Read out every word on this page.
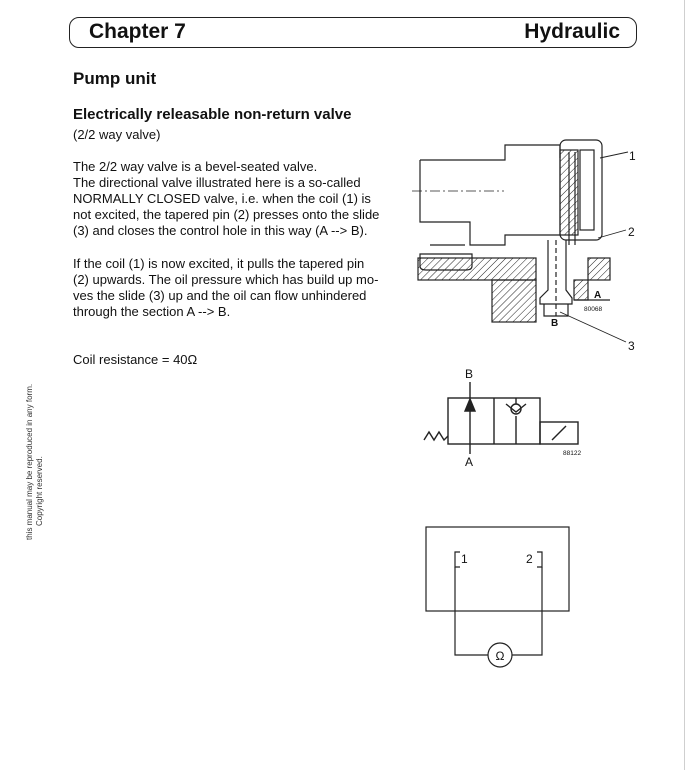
Chapter 7	Hydraulic
Pump unit
Electrically releasable non-return valve
(2/2 way valve)
The 2/2 way valve is a bevel-seated valve.
The directional valve illustrated here is a so-called
NORMALLY CLOSED valve, i.e. when the coil (1) is
not excited, the tapered pin (2) presses onto the slide
(3) and closes the control hole in this way (A --> B).
If the coil (1) is now excited, it pulls the tapered pin
(2) upwards. The oil pressure which has build up mo-
ves the slide (3) up and the oil can flow unhindered
through the section A --> B.
Coil resistance = 40Ω
this manual may be reproduced in any form. Copyright reserved.
1
2
3
A
B
80068
B
A
88122
1	2
Ω
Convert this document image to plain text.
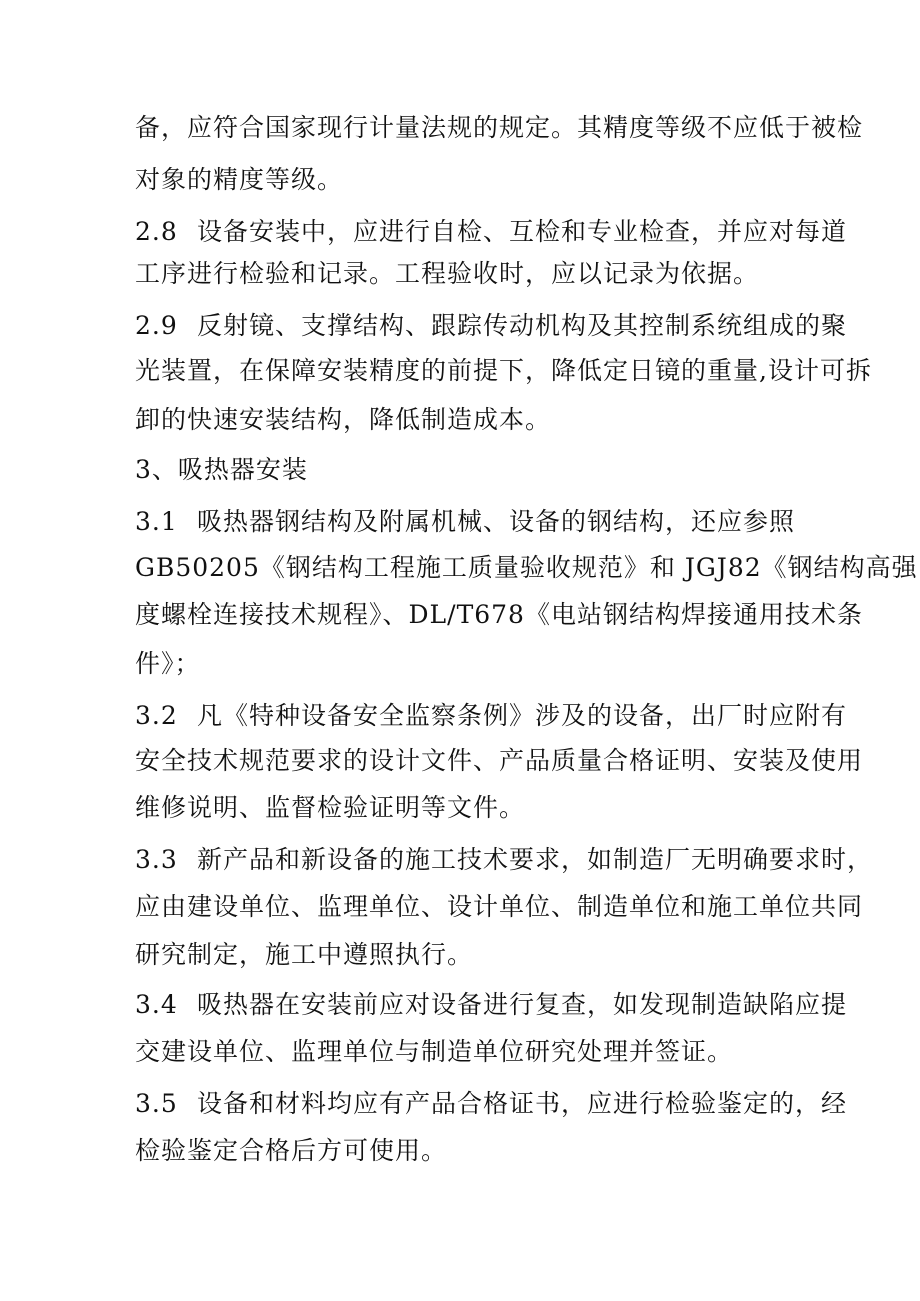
备，应符合国家现行计量法规的规定。其精度等级不应低于被检
对象的精度等级。
2.8 设备安装中，应进行自检、互检和专业检查，并应对每道
工序进行检验和记录。工程验收时，应以记录为依据。
2.9 反射镜、支撑结构、跟踪传动机构及其控制系统组成的聚
光装置，在保障安装精度的前提下，降低定日镜的重量,设计可拆
卸的快速安装结构，降低制造成本。
3、吸热器安装
3.1 吸热器钢结构及附属机械、设备的钢结构，还应参照
GB50205《钢结构工程施工质量验收规范》和 JGJ82《钢结构高强
度螺栓连接技术规程》、DL/T678《电站钢结构焊接通用技术条
件》；
3.2 凡《特种设备安全监察条例》涉及的设备，出厂时应附有
安全技术规范要求的设计文件、产品质量合格证明、安装及使用
维修说明、监督检验证明等文件。
3.3 新产品和新设备的施工技术要求，如制造厂无明确要求时，
应由建设单位、监理单位、设计单位、制造单位和施工单位共同
研究制定，施工中遵照执行。
3.4 吸热器在安装前应对设备进行复查，如发现制造缺陷应提
交建设单位、监理单位与制造单位研究处理并签证。
3.5 设备和材料均应有产品合格证书，应进行检验鉴定的，经
检验鉴定合格后方可使用。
+===+
- Given instruction
Go through the listing above and return every line where the word "tapered" occurs.

- Response
not excited, the tapered pin (2) presses onto the slide
If the coil (1) is now excited, it pulls the tapered pin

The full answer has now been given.